**BRIEF**
Gather from the material every line that contains the string "rechts".

§

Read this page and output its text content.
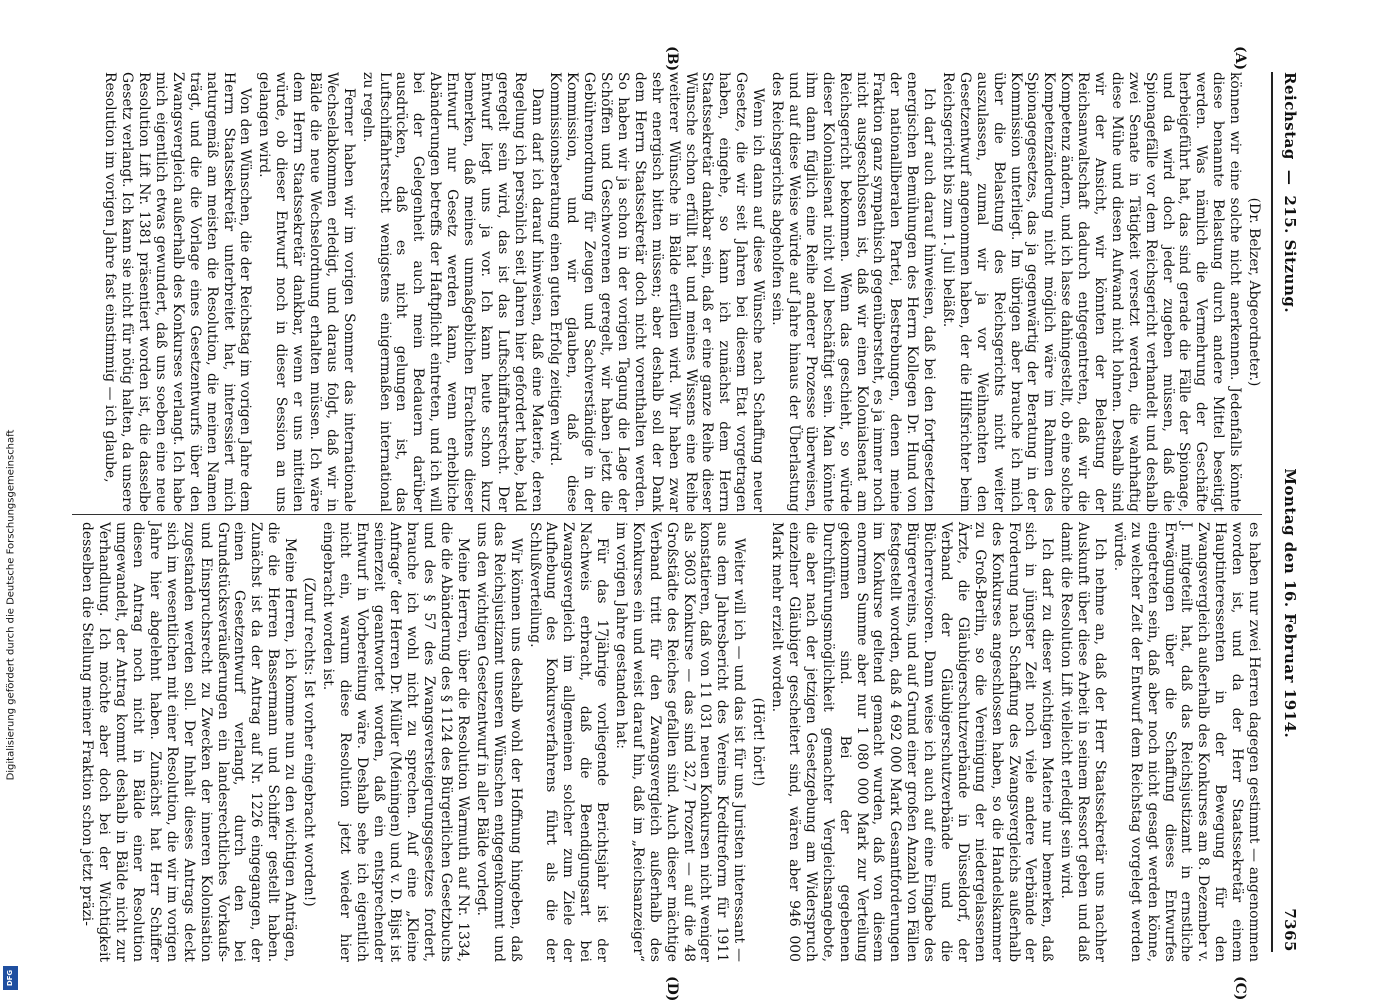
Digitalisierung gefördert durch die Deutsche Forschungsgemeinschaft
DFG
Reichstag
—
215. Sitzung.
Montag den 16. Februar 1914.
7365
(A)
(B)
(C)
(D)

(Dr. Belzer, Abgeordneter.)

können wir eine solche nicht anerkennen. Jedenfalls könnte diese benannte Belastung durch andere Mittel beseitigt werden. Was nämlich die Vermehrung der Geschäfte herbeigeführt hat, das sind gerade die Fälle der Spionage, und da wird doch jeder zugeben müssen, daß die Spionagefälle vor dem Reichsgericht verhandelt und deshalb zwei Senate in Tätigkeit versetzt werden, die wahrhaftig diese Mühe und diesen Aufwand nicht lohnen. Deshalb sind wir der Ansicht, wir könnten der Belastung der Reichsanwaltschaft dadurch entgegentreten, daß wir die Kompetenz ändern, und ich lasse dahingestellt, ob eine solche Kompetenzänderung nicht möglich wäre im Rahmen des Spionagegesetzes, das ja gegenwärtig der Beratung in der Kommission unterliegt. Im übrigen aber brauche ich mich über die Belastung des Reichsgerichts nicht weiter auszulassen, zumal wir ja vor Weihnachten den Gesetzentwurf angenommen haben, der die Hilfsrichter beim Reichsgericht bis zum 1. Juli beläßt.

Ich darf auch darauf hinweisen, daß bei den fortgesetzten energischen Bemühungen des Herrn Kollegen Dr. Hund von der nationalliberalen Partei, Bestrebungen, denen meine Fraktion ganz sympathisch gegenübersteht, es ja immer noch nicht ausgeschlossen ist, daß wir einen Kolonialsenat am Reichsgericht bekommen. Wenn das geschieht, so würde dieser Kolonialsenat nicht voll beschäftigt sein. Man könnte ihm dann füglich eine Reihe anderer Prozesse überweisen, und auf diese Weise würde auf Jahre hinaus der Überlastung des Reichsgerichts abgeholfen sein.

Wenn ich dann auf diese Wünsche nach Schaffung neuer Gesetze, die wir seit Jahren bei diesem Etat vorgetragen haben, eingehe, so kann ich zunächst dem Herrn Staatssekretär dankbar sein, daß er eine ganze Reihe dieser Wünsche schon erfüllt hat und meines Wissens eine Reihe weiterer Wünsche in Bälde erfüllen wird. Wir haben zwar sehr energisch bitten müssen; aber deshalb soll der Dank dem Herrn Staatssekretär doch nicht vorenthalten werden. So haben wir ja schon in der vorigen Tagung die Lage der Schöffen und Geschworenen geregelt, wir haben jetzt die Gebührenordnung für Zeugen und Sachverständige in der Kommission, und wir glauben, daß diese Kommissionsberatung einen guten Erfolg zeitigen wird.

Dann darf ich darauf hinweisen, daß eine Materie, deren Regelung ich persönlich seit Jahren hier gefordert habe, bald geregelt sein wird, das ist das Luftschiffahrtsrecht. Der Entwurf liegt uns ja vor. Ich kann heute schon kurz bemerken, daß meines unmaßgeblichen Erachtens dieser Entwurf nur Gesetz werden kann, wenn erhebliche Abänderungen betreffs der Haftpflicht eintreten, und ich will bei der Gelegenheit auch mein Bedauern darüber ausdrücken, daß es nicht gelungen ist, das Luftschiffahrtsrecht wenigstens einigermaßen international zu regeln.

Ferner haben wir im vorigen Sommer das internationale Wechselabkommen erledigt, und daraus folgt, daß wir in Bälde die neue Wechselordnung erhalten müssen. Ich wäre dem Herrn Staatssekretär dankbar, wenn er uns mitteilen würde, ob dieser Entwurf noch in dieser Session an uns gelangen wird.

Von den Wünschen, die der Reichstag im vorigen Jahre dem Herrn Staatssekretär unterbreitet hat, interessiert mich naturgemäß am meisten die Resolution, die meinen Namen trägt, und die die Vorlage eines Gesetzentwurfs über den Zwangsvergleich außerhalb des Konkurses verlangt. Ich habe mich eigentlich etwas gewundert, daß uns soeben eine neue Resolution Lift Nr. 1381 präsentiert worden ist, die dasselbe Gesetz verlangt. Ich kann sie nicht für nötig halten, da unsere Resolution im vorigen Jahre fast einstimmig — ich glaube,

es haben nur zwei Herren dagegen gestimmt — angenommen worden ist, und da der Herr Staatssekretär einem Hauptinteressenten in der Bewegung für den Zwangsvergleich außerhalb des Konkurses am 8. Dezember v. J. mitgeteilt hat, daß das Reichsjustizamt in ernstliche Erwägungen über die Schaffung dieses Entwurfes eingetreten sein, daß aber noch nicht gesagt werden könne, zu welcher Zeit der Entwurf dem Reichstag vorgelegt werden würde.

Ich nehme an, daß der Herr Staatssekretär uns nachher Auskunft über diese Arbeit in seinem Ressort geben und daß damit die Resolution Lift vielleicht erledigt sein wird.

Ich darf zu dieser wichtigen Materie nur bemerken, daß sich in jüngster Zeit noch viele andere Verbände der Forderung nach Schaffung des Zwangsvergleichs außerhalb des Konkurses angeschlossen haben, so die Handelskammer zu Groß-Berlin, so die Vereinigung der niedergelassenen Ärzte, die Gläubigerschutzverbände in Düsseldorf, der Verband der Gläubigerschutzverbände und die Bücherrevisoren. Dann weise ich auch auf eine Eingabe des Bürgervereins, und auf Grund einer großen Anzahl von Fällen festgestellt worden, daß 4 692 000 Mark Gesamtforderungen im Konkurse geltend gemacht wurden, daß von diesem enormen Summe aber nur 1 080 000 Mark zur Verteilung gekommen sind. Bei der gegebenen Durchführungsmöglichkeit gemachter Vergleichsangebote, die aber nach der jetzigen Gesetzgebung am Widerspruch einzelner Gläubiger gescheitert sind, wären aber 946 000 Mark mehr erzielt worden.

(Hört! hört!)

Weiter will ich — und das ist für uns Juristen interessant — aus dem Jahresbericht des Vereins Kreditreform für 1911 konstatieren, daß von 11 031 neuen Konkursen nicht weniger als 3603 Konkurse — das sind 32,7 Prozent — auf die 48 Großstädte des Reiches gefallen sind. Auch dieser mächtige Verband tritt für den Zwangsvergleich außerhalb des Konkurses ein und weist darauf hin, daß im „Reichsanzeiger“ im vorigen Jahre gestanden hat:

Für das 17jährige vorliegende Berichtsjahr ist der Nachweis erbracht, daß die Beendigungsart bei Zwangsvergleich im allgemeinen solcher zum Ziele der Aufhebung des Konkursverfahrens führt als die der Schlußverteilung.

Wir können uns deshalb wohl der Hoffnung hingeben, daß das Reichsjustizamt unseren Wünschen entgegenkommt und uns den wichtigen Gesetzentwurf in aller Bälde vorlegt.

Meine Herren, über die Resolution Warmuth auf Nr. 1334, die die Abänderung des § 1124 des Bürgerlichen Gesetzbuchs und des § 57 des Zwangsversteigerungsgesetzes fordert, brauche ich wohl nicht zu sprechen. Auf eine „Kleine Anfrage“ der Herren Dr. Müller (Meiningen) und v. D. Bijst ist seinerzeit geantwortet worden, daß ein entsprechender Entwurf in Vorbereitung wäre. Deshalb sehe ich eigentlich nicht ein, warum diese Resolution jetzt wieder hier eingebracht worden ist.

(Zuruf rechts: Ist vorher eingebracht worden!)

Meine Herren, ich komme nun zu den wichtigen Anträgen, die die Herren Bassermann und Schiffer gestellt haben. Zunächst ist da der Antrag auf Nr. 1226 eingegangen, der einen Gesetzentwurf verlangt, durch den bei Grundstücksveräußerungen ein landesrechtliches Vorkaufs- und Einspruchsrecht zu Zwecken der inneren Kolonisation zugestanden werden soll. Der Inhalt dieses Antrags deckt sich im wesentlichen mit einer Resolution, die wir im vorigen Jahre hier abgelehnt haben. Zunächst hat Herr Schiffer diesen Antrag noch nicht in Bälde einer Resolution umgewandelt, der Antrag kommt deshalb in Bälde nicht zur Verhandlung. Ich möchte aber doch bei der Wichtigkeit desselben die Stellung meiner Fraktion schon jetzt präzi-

§

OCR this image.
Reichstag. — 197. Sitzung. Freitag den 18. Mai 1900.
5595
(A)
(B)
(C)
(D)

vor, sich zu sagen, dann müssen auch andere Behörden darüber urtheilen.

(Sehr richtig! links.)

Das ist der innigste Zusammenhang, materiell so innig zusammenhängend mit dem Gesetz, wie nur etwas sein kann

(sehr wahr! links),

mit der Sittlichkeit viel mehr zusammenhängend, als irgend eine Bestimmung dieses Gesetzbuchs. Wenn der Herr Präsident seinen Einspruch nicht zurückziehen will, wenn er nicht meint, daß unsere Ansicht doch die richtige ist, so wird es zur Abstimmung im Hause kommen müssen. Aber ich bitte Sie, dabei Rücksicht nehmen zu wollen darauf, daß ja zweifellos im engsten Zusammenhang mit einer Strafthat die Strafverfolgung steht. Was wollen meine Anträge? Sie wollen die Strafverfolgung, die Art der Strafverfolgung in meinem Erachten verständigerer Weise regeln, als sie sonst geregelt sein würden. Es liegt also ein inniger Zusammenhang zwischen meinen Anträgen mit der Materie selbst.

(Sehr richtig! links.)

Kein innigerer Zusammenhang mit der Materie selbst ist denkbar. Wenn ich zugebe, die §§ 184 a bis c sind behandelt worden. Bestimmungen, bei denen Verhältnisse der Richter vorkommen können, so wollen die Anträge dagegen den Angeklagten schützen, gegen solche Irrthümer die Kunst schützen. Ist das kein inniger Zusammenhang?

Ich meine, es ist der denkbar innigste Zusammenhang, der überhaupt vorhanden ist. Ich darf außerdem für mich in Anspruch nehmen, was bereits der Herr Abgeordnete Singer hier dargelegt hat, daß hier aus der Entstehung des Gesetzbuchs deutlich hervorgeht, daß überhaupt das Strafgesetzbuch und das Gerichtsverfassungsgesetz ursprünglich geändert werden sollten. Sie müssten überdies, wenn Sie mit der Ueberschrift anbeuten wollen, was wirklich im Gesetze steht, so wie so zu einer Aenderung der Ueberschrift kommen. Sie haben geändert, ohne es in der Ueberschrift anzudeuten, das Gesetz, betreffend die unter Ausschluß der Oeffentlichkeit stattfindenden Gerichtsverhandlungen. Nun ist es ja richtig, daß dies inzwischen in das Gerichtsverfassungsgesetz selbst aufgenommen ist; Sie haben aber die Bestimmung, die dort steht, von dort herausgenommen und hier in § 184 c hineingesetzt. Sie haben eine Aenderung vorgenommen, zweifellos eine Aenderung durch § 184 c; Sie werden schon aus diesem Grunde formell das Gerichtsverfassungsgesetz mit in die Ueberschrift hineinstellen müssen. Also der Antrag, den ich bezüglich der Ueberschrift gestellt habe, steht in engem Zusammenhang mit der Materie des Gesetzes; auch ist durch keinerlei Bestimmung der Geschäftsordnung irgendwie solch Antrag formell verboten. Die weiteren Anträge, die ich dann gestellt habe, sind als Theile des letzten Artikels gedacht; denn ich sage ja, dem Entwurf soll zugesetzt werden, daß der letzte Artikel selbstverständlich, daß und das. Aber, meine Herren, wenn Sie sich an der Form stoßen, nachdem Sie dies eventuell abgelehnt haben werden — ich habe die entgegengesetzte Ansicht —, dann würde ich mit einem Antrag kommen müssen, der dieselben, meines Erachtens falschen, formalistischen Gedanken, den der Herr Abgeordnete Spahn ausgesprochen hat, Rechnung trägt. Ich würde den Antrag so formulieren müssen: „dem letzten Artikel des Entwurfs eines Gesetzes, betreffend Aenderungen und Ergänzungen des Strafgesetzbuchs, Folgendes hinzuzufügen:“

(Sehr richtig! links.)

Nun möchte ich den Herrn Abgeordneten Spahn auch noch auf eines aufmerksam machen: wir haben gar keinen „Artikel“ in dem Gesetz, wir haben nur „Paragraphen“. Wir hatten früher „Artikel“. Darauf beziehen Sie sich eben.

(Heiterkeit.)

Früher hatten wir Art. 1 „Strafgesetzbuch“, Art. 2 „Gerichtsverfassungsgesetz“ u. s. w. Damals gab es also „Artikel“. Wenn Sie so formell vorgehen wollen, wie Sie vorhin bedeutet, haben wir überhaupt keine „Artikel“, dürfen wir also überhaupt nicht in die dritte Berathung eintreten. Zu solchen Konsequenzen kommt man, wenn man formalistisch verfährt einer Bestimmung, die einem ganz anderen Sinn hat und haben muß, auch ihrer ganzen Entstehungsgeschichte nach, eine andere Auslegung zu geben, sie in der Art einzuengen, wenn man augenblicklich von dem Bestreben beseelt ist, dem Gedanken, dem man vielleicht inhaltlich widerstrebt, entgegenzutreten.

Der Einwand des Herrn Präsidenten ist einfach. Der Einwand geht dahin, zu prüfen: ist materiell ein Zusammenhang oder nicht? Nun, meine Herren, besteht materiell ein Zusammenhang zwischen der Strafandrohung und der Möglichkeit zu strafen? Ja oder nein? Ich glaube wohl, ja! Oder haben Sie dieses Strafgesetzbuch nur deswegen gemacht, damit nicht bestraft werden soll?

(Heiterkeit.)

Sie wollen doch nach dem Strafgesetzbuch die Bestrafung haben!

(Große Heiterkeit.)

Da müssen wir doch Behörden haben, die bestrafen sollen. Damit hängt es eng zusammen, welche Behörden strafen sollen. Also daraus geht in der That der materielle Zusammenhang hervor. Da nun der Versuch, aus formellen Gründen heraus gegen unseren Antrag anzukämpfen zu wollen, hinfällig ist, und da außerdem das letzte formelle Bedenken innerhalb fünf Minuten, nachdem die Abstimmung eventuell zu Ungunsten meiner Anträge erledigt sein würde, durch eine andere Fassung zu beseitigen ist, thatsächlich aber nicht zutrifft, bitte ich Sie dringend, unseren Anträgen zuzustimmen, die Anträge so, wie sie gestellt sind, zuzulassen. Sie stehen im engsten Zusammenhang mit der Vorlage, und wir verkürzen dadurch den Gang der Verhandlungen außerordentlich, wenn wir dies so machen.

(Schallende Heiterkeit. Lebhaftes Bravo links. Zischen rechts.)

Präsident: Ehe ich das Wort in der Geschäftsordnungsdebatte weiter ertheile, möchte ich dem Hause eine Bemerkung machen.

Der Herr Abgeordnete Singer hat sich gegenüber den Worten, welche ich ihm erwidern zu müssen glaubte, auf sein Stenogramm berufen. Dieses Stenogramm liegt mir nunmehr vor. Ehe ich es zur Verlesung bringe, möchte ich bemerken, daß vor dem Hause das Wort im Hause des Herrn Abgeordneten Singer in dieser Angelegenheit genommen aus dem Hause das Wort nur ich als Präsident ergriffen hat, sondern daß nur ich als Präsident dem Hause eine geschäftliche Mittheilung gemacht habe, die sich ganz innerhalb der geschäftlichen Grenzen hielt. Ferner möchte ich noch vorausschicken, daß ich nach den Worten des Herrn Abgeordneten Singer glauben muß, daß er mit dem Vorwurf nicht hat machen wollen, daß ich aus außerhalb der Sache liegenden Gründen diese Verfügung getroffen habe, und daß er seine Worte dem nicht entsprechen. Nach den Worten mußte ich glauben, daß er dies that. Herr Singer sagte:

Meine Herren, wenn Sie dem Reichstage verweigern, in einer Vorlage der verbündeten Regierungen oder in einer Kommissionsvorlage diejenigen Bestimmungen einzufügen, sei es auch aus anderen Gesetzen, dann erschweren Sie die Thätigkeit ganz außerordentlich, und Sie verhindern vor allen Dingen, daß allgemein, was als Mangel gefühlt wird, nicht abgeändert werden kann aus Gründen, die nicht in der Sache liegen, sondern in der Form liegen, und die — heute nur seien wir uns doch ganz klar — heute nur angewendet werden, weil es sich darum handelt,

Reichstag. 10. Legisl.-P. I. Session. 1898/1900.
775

§

**SOLUTION FOR THIS TASK**
(Zuruf rechts: Ist vorher eingebracht worden!)
(Schallende Heiterkeit. Lebhaftes Bravo links. Zischen rechts.)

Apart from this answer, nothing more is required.